TASK STATEMENT: Find the lines holding "Type" and copy them.

EXTRACTED MATERIAL:
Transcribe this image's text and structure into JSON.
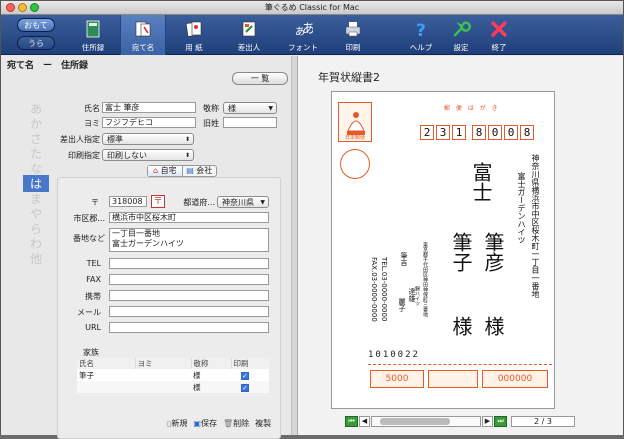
{
  "window": {
    "title": "筆ぐるめ Classic for Mac"
  },
  "toolbar": {
    "seg_omote": "おもて",
    "seg_ura": "うら",
    "items": [
      {
        "label": "住所録"
      },
      {
        "label": "宛て名"
      },
      {
        "label": "用 紙"
      },
      {
        "label": "差出人"
      },
      {
        "label": "フォント"
      },
      {
        "label": "印刷"
      },
      {
        "label": "ヘルプ"
      },
      {
        "label": "設定"
      },
      {
        "label": "終了"
      }
    ]
  },
  "left": {
    "heading": "宛て名　ー　住所録",
    "list_button": "一 覧",
    "kana": [
      "あ",
      "か",
      "さ",
      "た",
      "な",
      "は",
      "ま",
      "や",
      "ら",
      "わ",
      "他"
    ],
    "kana_selected": "は",
    "name_label": "氏名",
    "name_value": "富士 筆彦",
    "title_label": "敬称",
    "title_value": "様",
    "yomi_label": "ヨミ",
    "yomi_value": "フジフデヒコ",
    "kyusei_label": "旧姓",
    "kyusei_value": "",
    "sender_label": "差出人指定",
    "sender_value": "標準",
    "print_label": "印刷指定",
    "print_value": "印刷しない",
    "tab_home": "自宅",
    "tab_company": "会社",
    "zip_label": "〒",
    "zip_value": "318008",
    "pref_label": "都道府...",
    "pref_value": "神奈川県",
    "city_label": "市区郡...",
    "city_value": "横浜市中区桜木町",
    "addr_label": "番地など",
    "addr_line1": "一丁目一番地",
    "addr_line2": "富士ガーデンハイツ",
    "tel_label": "TEL",
    "fax_label": "FAX",
    "mobile_label": "携帯",
    "mail_label": "メール",
    "url_label": "URL",
    "family_label": "家族",
    "family_headers": [
      "氏名",
      "ヨミ",
      "敬称",
      "印刷"
    ],
    "family_rows": [
      {
        "name": "筆子",
        "yomi": "",
        "title": "様",
        "print": true
      },
      {
        "name": "",
        "yomi": "",
        "title": "様",
        "print": true
      }
    ],
    "actions": {
      "new": "新規",
      "save": "保存",
      "delete": "削除",
      "copy": "複製"
    }
  },
  "right": {
    "title": "年賀状縦書2",
    "page": "2 / 3",
    "hagaki_label": "郵 便 は が き",
    "zip_top": [
      "2",
      "3",
      "1"
    ],
    "zip_bottom": [
      "8",
      "0",
      "0",
      "8"
    ],
    "address_line1": "神奈川県横浜市中区桜木町一丁目一番地",
    "address_line2": "富士ガーデンハイツ",
    "recipient1": "富士",
    "recipient2": "筆彦",
    "recipient3": "筆子",
    "honorific1": "様",
    "honorific2": "様",
    "sender_address": "東京都千代田区神田神保町三番地",
    "sender_building": "錦ハイツ",
    "sender_name1": "筆吉",
    "sender_name2": "達雄",
    "sender_name3": "麗子",
    "sender_tel": "TEL.03-0000-0000",
    "sender_fax": "FAX.03-0000-0000",
    "sender_zip": "1010022",
    "stamp_label": "日本郵便",
    "lottery1": "5000",
    "lottery2": "000000"
  },
  "colors": {
    "accent": "#e55a2a",
    "toolbar": "#2a4c88",
    "selected": "#4a78c8"
  }
}
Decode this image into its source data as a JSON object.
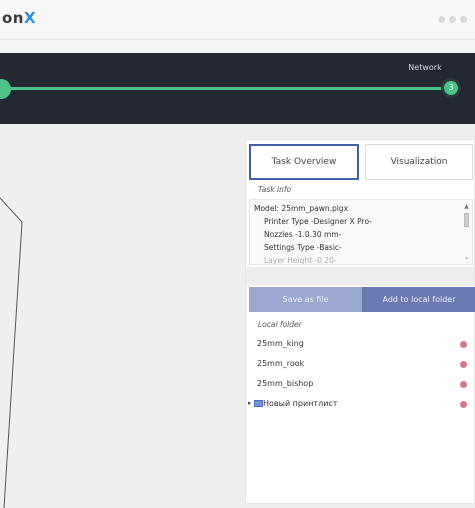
{
  "app": {
    "logo_text": "on",
    "logo_mark": "X"
  },
  "progress": {
    "step_label": "Network",
    "step_number": "3"
  },
  "panel": {
    "tabs": [
      {
        "label": "Task Overview",
        "active": true
      },
      {
        "label": "Visualization",
        "active": false
      }
    ],
    "task_info_label": "Task info",
    "task_info_lines": [
      "Model: 25mm_pawn.plgx",
      "Printer Type -Designer X Pro-",
      "Nozzles -1.0.30 mm-",
      "Settings Type -Basic-",
      "Layer Height -0.20-"
    ],
    "save_button": "Save as file",
    "add_local_button": "Add to local folder",
    "local_folder_label": "Local folder",
    "folders": [
      {
        "name": "25mm_king"
      },
      {
        "name": "25mm_rook"
      },
      {
        "name": "25mm_bishop"
      },
      {
        "name": "Новый принтлист"
      }
    ]
  },
  "colors": {
    "accent_green": "#4cc389",
    "header_dark": "#232833",
    "button_light": "#9aa7cf",
    "button_dark": "#6a7ab1",
    "delete_dot": "#d27b86"
  }
}
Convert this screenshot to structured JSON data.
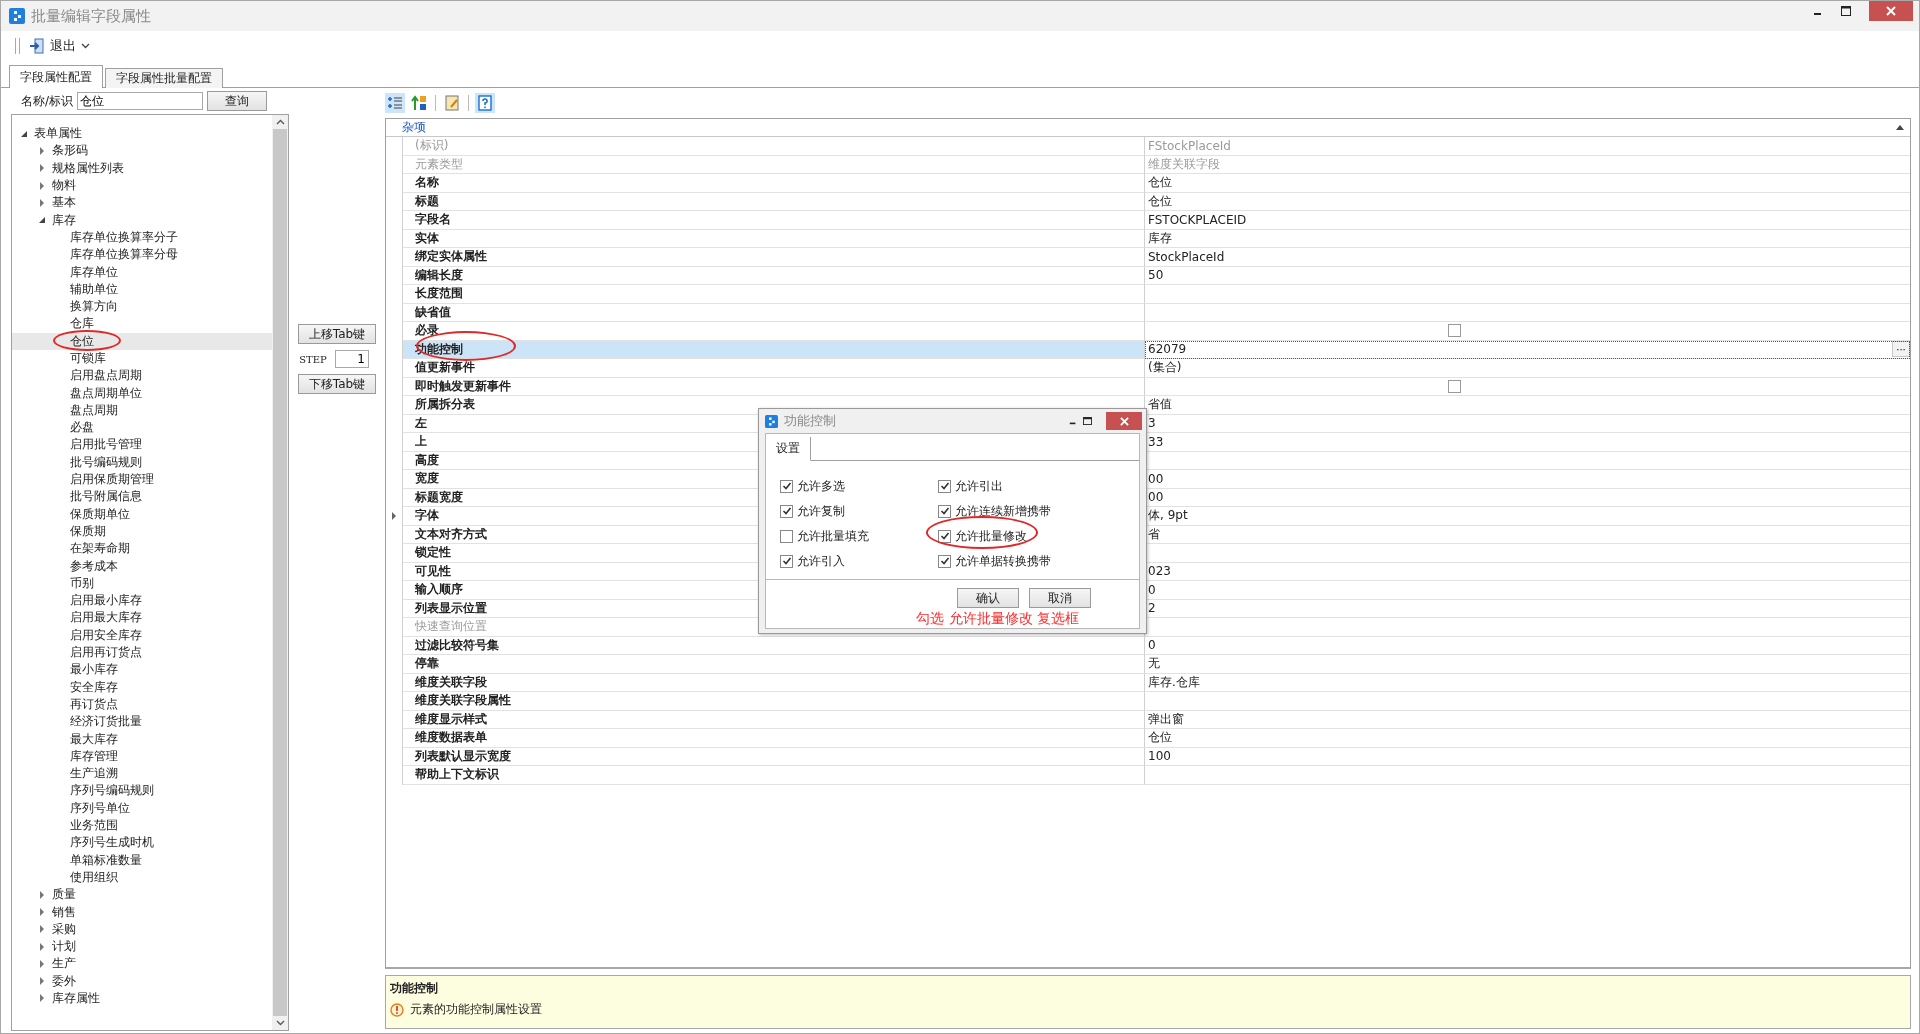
{
  "window": {
    "title": "批量编辑字段属性"
  },
  "toolbar": {
    "items": [
      {
        "label": "退出"
      }
    ]
  },
  "tabs": [
    {
      "label": "字段属性配置",
      "selected": true
    },
    {
      "label": "字段属性批量配置",
      "selected": false
    }
  ],
  "search": {
    "label": "名称/标识",
    "value": "仓位",
    "button": "查询"
  },
  "tree": {
    "items": [
      {
        "label": "表单属性",
        "expanded": true,
        "selected": false,
        "children": [
          {
            "label": "条形码",
            "expanded": false,
            "selected": false
          },
          {
            "label": "规格属性列表",
            "expanded": false,
            "selected": false
          },
          {
            "label": "物料",
            "expanded": false,
            "selected": false
          },
          {
            "label": "基本",
            "expanded": false,
            "selected": false
          },
          {
            "label": "库存",
            "expanded": true,
            "selected": false,
            "children": [
              {
                "label": "库存单位换算率分子",
                "selected": false
              },
              {
                "label": "库存单位换算率分母",
                "selected": false
              },
              {
                "label": "库存单位",
                "selected": false
              },
              {
                "label": "辅助单位",
                "selected": false
              },
              {
                "label": "换算方向",
                "selected": false
              },
              {
                "label": "仓库",
                "selected": false
              },
              {
                "label": "仓位",
                "selected": true
              },
              {
                "label": "可锁库",
                "selected": false
              },
              {
                "label": "启用盘点周期",
                "selected": false
              },
              {
                "label": "盘点周期单位",
                "selected": false
              },
              {
                "label": "盘点周期",
                "selected": false
              },
              {
                "label": "必盘",
                "selected": false
              },
              {
                "label": "启用批号管理",
                "selected": false
              },
              {
                "label": "批号编码规则",
                "selected": false
              },
              {
                "label": "启用保质期管理",
                "selected": false
              },
              {
                "label": "批号附属信息",
                "selected": false
              },
              {
                "label": "保质期单位",
                "selected": false
              },
              {
                "label": "保质期",
                "selected": false
              },
              {
                "label": "在架寿命期",
                "selected": false
              },
              {
                "label": "参考成本",
                "selected": false
              },
              {
                "label": "币别",
                "selected": false
              },
              {
                "label": "启用最小库存",
                "selected": false
              },
              {
                "label": "启用最大库存",
                "selected": false
              },
              {
                "label": "启用安全库存",
                "selected": false
              },
              {
                "label": "启用再订货点",
                "selected": false
              },
              {
                "label": "最小库存",
                "selected": false
              },
              {
                "label": "安全库存",
                "selected": false
              },
              {
                "label": "再订货点",
                "selected": false
              },
              {
                "label": "经济订货批量",
                "selected": false
              },
              {
                "label": "最大库存",
                "selected": false
              },
              {
                "label": "库存管理",
                "selected": false
              },
              {
                "label": "生产追溯",
                "selected": false
              },
              {
                "label": "序列号编码规则",
                "selected": false
              },
              {
                "label": "序列号单位",
                "selected": false
              },
              {
                "label": "业务范围",
                "selected": false
              },
              {
                "label": "序列号生成时机",
                "selected": false
              },
              {
                "label": "单箱标准数量",
                "selected": false
              },
              {
                "label": "使用组织",
                "selected": false
              }
            ]
          },
          {
            "label": "质量",
            "expanded": false,
            "selected": false
          },
          {
            "label": "销售",
            "expanded": false,
            "selected": false
          },
          {
            "label": "采购",
            "expanded": false,
            "selected": false
          },
          {
            "label": "计划",
            "expanded": false,
            "selected": false
          },
          {
            "label": "生产",
            "expanded": false,
            "selected": false
          },
          {
            "label": "委外",
            "expanded": false,
            "selected": false
          },
          {
            "label": "库存属性",
            "expanded": false,
            "selected": false
          }
        ]
      }
    ]
  },
  "tab_order": {
    "up_button": "上移Tab键",
    "step_label": "STEP",
    "step_value": "1",
    "down_button": "下移Tab键"
  },
  "grid_toolbar": [
    {
      "kind": "categorized",
      "selected": true
    },
    {
      "kind": "alphabetical",
      "selected": false
    },
    {
      "kind": "pages",
      "selected": false
    },
    {
      "kind": "help",
      "selected": true
    }
  ],
  "grid": {
    "category": "杂项",
    "expanded": true,
    "rows": [
      {
        "name": "(标识)",
        "kind": "text",
        "value": "FStockPlaceId",
        "disabled": true,
        "selected": false
      },
      {
        "name": "元素类型",
        "kind": "text",
        "value": "维度关联字段",
        "disabled": true,
        "selected": false
      },
      {
        "name": "名称",
        "kind": "text",
        "value": "仓位",
        "disabled": false,
        "selected": false
      },
      {
        "name": "标题",
        "kind": "text",
        "value": "仓位",
        "disabled": false,
        "selected": false
      },
      {
        "name": "字段名",
        "kind": "text",
        "value": "FSTOCKPLACEID",
        "disabled": false,
        "selected": false
      },
      {
        "name": "实体",
        "kind": "text",
        "value": "库存",
        "disabled": false,
        "selected": false
      },
      {
        "name": "绑定实体属性",
        "kind": "text",
        "value": "StockPlaceId",
        "disabled": false,
        "selected": false
      },
      {
        "name": "编辑长度",
        "kind": "text",
        "value": "50",
        "disabled": false,
        "selected": false
      },
      {
        "name": "长度范围",
        "kind": "text",
        "disabled": false,
        "selected": false
      },
      {
        "name": "缺省值",
        "kind": "text",
        "disabled": false,
        "selected": false
      },
      {
        "name": "必录",
        "kind": "checkbox",
        "checked": false,
        "disabled": false,
        "selected": false
      },
      {
        "name": "功能控制",
        "kind": "text",
        "value": "62079",
        "button": "···",
        "disabled": false,
        "selected": true
      },
      {
        "name": "值更新事件",
        "kind": "text",
        "value": "(集合)",
        "disabled": false,
        "selected": false
      },
      {
        "name": "即时触发更新事件",
        "kind": "checkbox",
        "checked": false,
        "disabled": false,
        "selected": false
      },
      {
        "name": "所属拆分表",
        "kind": "text",
        "value": "省值",
        "disabled": false,
        "selected": false
      },
      {
        "name": "左",
        "kind": "text",
        "value": "3",
        "disabled": false,
        "selected": false
      },
      {
        "name": "上",
        "kind": "text",
        "value": "33",
        "disabled": false,
        "selected": false
      },
      {
        "name": "高度",
        "kind": "text",
        "disabled": false,
        "selected": false
      },
      {
        "name": "宽度",
        "kind": "text",
        "value": "00",
        "disabled": false,
        "selected": false
      },
      {
        "name": "标题宽度",
        "kind": "text",
        "value": "00",
        "disabled": false,
        "selected": false
      },
      {
        "name": "字体",
        "kind": "text",
        "value": "体, 9pt",
        "expanded": false,
        "disabled": false,
        "selected": false
      },
      {
        "name": "文本对齐方式",
        "kind": "text",
        "value": "省",
        "disabled": false,
        "selected": false
      },
      {
        "name": "锁定性",
        "kind": "text",
        "disabled": false,
        "selected": false
      },
      {
        "name": "可见性",
        "kind": "text",
        "value": "023",
        "disabled": false,
        "selected": false
      },
      {
        "name": "输入顺序",
        "kind": "text",
        "value": "0",
        "disabled": false,
        "selected": false
      },
      {
        "name": "列表显示位置",
        "kind": "text",
        "value": "2",
        "disabled": false,
        "selected": false
      },
      {
        "name": "快速查询位置",
        "kind": "text",
        "disabled": true,
        "selected": false
      },
      {
        "name": "过滤比较符号集",
        "kind": "text",
        "value": "0",
        "disabled": false,
        "selected": false
      },
      {
        "name": "停靠",
        "kind": "text",
        "value": "无",
        "disabled": false,
        "selected": false
      },
      {
        "name": "维度关联字段",
        "kind": "text",
        "value": "库存.仓库",
        "disabled": false,
        "selected": false
      },
      {
        "name": "维度关联字段属性",
        "kind": "text",
        "disabled": false,
        "selected": false
      },
      {
        "name": "维度显示样式",
        "kind": "text",
        "value": "弹出窗",
        "disabled": false,
        "selected": false
      },
      {
        "name": "维度数据表单",
        "kind": "text",
        "value": "仓位",
        "disabled": false,
        "selected": false
      },
      {
        "name": "列表默认显示宽度",
        "kind": "text",
        "value": "100",
        "disabled": false,
        "selected": false
      },
      {
        "name": "帮助上下文标识",
        "kind": "text",
        "disabled": false,
        "selected": false
      }
    ]
  },
  "help": {
    "title": "功能控制",
    "description": "元素的功能控制属性设置"
  },
  "dialog": {
    "title": "功能控制",
    "tabs": [
      {
        "label": "设置",
        "selected": true
      }
    ],
    "options": [
      {
        "label": "允许多选",
        "checked": true
      },
      {
        "label": "允许复制",
        "checked": true
      },
      {
        "label": "允许批量填充",
        "checked": false
      },
      {
        "label": "允许引入",
        "checked": true
      },
      {
        "label": "允许引出",
        "checked": true
      },
      {
        "label": "允许连续新增携带",
        "checked": true
      },
      {
        "label": "允许批量修改",
        "checked": true
      },
      {
        "label": "允许单据转换携带",
        "checked": true
      }
    ],
    "buttons": [
      "确认",
      "取消"
    ],
    "annotation": "勾选 允许批量修改 复选框"
  }
}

RESULT BELOW:
      "Printer Type -Designer X Pro-",
      "Settings Type -Basic-",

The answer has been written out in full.